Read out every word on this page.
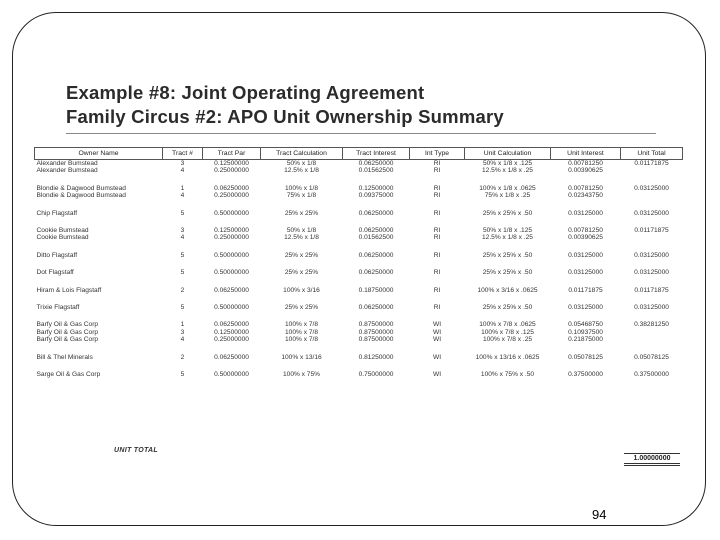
Example #8: Joint Operating Agreement
Family Circus #2: APO Unit Ownership Summary
Owner Name	Tract #	Tract Par	Tract Calculation	Tract Interest	Int Type	Unit Calculation	Unit Interest	Unit Total
Alexander Bumstead	3	0.12500000	50% x 1/8	0.06250000	RI	50% x 1/8 x .125	0.00781250	0.01171875
Alexander Bumstead	4	0.25000000	12.5% x 1/8	0.01562500	RI	12.5% x 1/8 x .25	0.00390625	

Blondie & Dagwood Bumstead	1	0.06250000	100% x 1/8	0.12500000	RI	100% x 1/8 x .0625	0.00781250	0.03125000
Blondie & Dagwood Bumstead	4	0.25000000	75% x 1/8	0.09375000	RI	75% x 1/8 x .25	0.02343750	

Chip Flagstaff	5	0.50000000	25% x 25%	0.06250000	RI	25% x 25% x .50	0.03125000	0.03125000

Cookie Bumstead	3	0.12500000	50% x 1/8	0.06250000	RI	50% x 1/8 x .125	0.00781250	0.01171875
Cookie Bumstead	4	0.25000000	12.5% x 1/8	0.01562500	RI	12.5% x 1/8 x .25	0.00390625	

Ditto Flagstaff	5	0.50000000	25% x 25%	0.06250000	RI	25% x 25% x .50	0.03125000	0.03125000

Dot Flagstaff	5	0.50000000	25% x 25%	0.06250000	RI	25% x 25% x .50	0.03125000	0.03125000

Hiram & Lois Flagstaff	2	0.06250000	100% x 3/16	0.18750000	RI	100% x 3/16 x .0625	0.01171875	0.01171875

Trixie Flagstaff	5	0.50000000	25% x 25%	0.06250000	RI	25% x 25% x .50	0.03125000	0.03125000

Barfy Oil & Gas Corp	1	0.06250000	100% x 7/8	0.87500000	WI	100% x 7/8 x .0625	0.05468750	0.38281250
Barfy Oil & Gas Corp	3	0.12500000	100% x 7/8	0.87500000	WI	100% x 7/8 x .125	0.10937500	
Barfy Oil & Gas Corp	4	0.25000000	100% x 7/8	0.87500000	WI	100% x 7/8 x .25	0.21875000	

Bill & Thel Minerals	2	0.06250000	100% x 13/16	0.81250000	WI	100% x 13/16 x .0625	0.05078125	0.05078125

Sarge Oil & Gas Corp	5	0.50000000	100% x 75%	0.75000000	WI	100% x 75% x .50	0.37500000	0.37500000
UNIT TOTAL
1.00000000
94
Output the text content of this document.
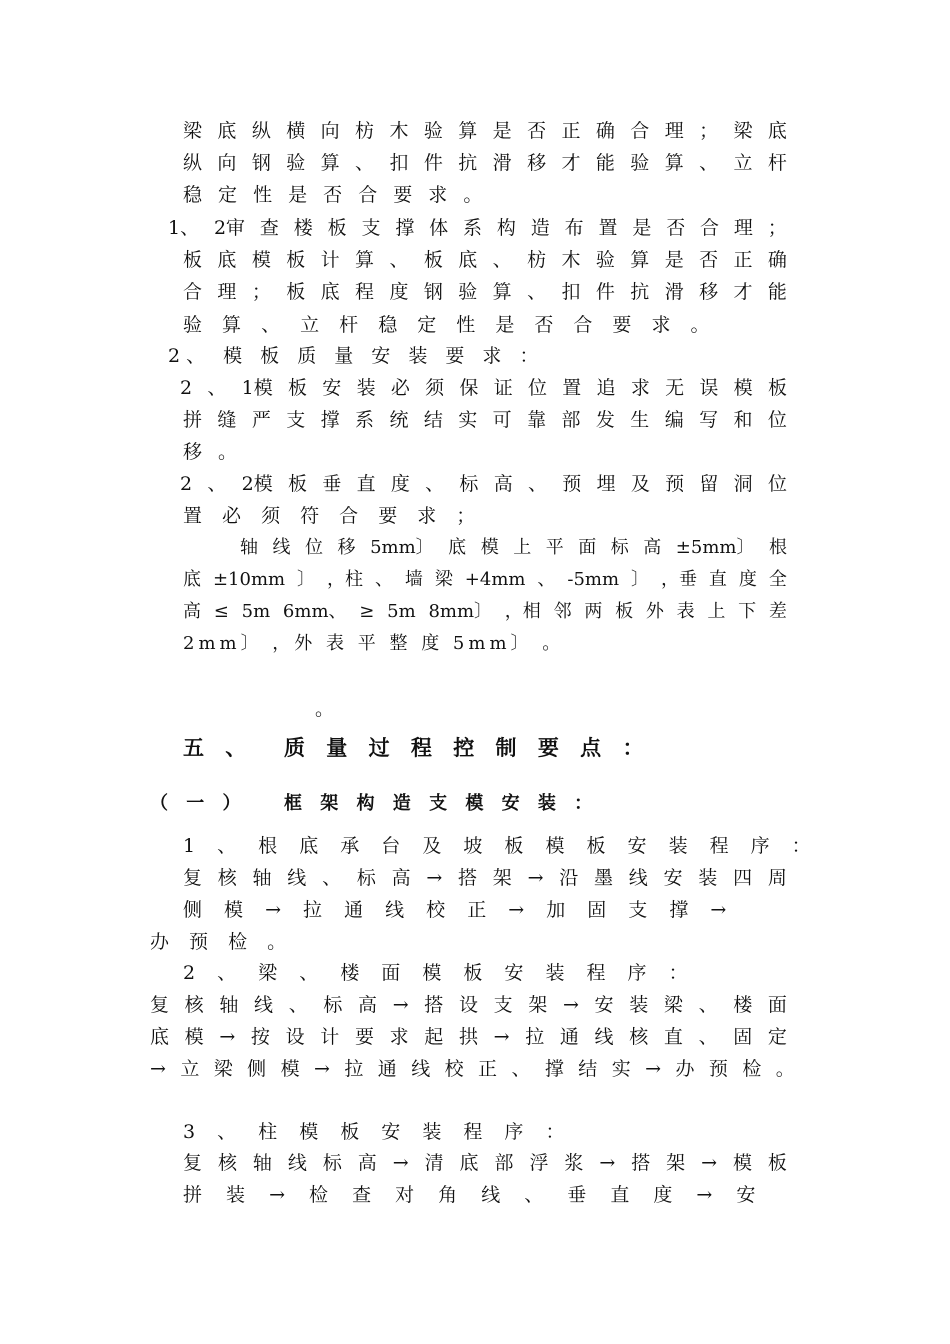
梁 底 纵 横 向 枋 木 验 算 是 否 正 确 合 理 ； 梁 底
纵 向 钢 验 算 、 扣 件 抗 滑 移 才 能 验 算 、 立 杆
稳 定 性 是 否 合 要 求 。
1、 2审 查 楼 板 支 撑 体 系 构 造 布 置 是 否 合 理 ；
板 底 模 板 计 算 、 板 底 、 枋 木 验 算 是 否 正 确
合 理 ； 板 底 程 度 钢 验 算 、 扣 件 抗 滑 移 才 能
验 算 、 立 杆 稳 定 性 是 否 合 要 求 。
2、 模 板 质 量 安 装 要 求 ：
2 、 1模 板 安 装 必 须 保 证 位 置 追 求 无 误 模 板
拼 缝 严 支 撑 系 统 结 实 可 靠 部 发 生 编 写 和 位
移 。
2 、 2模 板 垂 直 度 、 标 高 、 预 埋 及 预 留 洞 位
置 必 须 符 合 要 求 ；
轴 线 位 移 5mm〕 底 模 上 平 面 标 高 ±5mm〕 根
底 ±10mm 〕 ，柱 、 墙 梁 +4mm 、 -5mm 〕 ，垂 直 度 全
高 ≤ 5m 6mm、 ≥ 5m 8mm〕 ，相 邻 两 板 外 表 上 下 差
2mm〕 ，外 表 平 整 度 5mm〕 。
。
五 、 质 量 过 程 控 制 要 点 ：
（ 一 ） 框 架 构 造 支 模 安 装 ：
1 、 根 底 承 台 及 坡 板 模 板 安 装 程 序 ：
复 核 轴 线 、 标 高 → 搭 架 → 沿 墨 线 安 装 四 周
侧 模 → 拉 通 线 校 正 → 加 固 支 撑 →
办 预 检 。
2 、 梁 、 楼 面 模 板 安 装 程 序 ：
复 核 轴 线 、 标 高 → 搭 设 支 架 → 安 装 梁 、 楼 面
底 模 → 按 设 计 要 求 起 拱 → 拉 通 线 核 直 、 固 定
→ 立 梁 侧 模 → 拉 通 线 校 正 、 撑 结 实 → 办 预 检 。
3 、 柱 模 板 安 装 程 序 ：
复 核 轴 线 标 高 → 清 底 部 浮 浆 → 搭 架 → 模 板
拼 装 → 检 查 对 角 线 、 垂 直 度 → 安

· · ·

* What the task asks:
Repeat every record above exactly, but leave out any pictures.

* Result:
Read out every word on this page.
Example #8: Joint Operating Agreement
Family Circus #2: APO Unit Ownership Summary
Owner Name	Tract #	Tract Par	Tract Calculation	Tract Interest	Int Type	Unit Calculation	Unit Interest	Unit Total
Alexander Bumstead	3	0.12500000	50% x 1/8	0.06250000	RI	50% x 1/8 x .125	0.00781250	0.01171875
Alexander Bumstead	4	0.25000000	12.5% x 1/8	0.01562500	RI	12.5% x 1/8 x .25	0.00390625	

Blondie & Dagwood Bumstead	1	0.06250000	100% x 1/8	0.12500000	RI	100% x 1/8 x .0625	0.00781250	0.03125000
Blondie & Dagwood Bumstead	4	0.25000000	75% x 1/8	0.09375000	RI	75% x 1/8 x .25	0.02343750	

Chip Flagstaff	5	0.50000000	25% x 25%	0.06250000	RI	25% x 25% x .50	0.03125000	0.03125000

Cookie Bumstead	3	0.12500000	50% x 1/8	0.06250000	RI	50% x 1/8 x .125	0.00781250	0.01171875
Cookie Bumstead	4	0.25000000	12.5% x 1/8	0.01562500	RI	12.5% x 1/8 x .25	0.00390625	

Ditto Flagstaff	5	0.50000000	25% x 25%	0.06250000	RI	25% x 25% x .50	0.03125000	0.03125000

Dot Flagstaff	5	0.50000000	25% x 25%	0.06250000	RI	25% x 25% x .50	0.03125000	0.03125000

Hiram & Lois Flagstaff	2	0.06250000	100% x 3/16	0.18750000	RI	100% x 3/16 x .0625	0.01171875	0.01171875

Trixie Flagstaff	5	0.50000000	25% x 25%	0.06250000	RI	25% x 25% x .50	0.03125000	0.03125000

Barfy Oil & Gas Corp	1	0.06250000	100% x 7/8	0.87500000	WI	100% x 7/8 x .0625	0.05468750	0.38281250
Barfy Oil & Gas Corp	3	0.12500000	100% x 7/8	0.87500000	WI	100% x 7/8 x .125	0.10937500	
Barfy Oil & Gas Corp	4	0.25000000	100% x 7/8	0.87500000	WI	100% x 7/8 x .25	0.21875000	

Bill & Thel Minerals	2	0.06250000	100% x 13/16	0.81250000	WI	100% x 13/16 x .0625	0.05078125	0.05078125

Sarge Oil & Gas Corp	5	0.50000000	100% x 75%	0.75000000	WI	100% x 75% x .50	0.37500000	0.37500000
UNIT TOTAL
1.00000000
94
Output the text content of this document.
梁 底 纵 横 向 枋 木 验 算 是 否 正 确 合 理 ； 梁 底
纵 向 钢 验 算 、 扣 件 抗 滑 移 才 能 验 算 、 立 杆
稳 定 性 是 否 合 要 求 。
1、 2审 查 楼 板 支 撑 体 系 构 造 布 置 是 否 合 理 ；
板 底 模 板 计 算 、 板 底 、 枋 木 验 算 是 否 正 确
合 理 ； 板 底 程 度 钢 验 算 、 扣 件 抗 滑 移 才 能
验 算 、 立 杆 稳 定 性 是 否 合 要 求 。
2、 模 板 质 量 安 装 要 求 ：
2 、 1模 板 安 装 必 须 保 证 位 置 追 求 无 误 模 板
拼 缝 严 支 撑 系 统 结 实 可 靠 部 发 生 编 写 和 位
移 。
2 、 2模 板 垂 直 度 、 标 高 、 预 埋 及 预 留 洞 位
置 必 须 符 合 要 求 ；
轴 线 位 移 5mm〕 底 模 上 平 面 标 高 ±5mm〕 根
底 ±10mm 〕 ，柱 、 墙 梁 +4mm 、 -5mm 〕 ，垂 直 度 全
高 ≤ 5m 6mm、 ≥ 5m 8mm〕 ，相 邻 两 板 外 表 上 下 差
2mm〕 ，外 表 平 整 度 5mm〕 。
。
五 、 质 量 过 程 控 制 要 点 ：
（ 一 ） 框 架 构 造 支 模 安 装 ：
1 、 根 底 承 台 及 坡 板 模 板 安 装 程 序 ：
复 核 轴 线 、 标 高 → 搭 架 → 沿 墨 线 安 装 四 周
侧 模 → 拉 通 线 校 正 → 加 固 支 撑 →
办 预 检 。
2 、 梁 、 楼 面 模 板 安 装 程 序 ：
复 核 轴 线 、 标 高 → 搭 设 支 架 → 安 装 梁 、 楼 面
底 模 → 按 设 计 要 求 起 拱 → 拉 通 线 核 直 、 固 定
→ 立 梁 侧 模 → 拉 通 线 校 正 、 撑 结 实 → 办 预 检 。
3 、 柱 模 板 安 装 程 序 ：
复 核 轴 线 标 高 → 清 底 部 浮 浆 → 搭 架 → 模 板
拼 装 → 检 查 对 角 线 、 垂 直 度 → 安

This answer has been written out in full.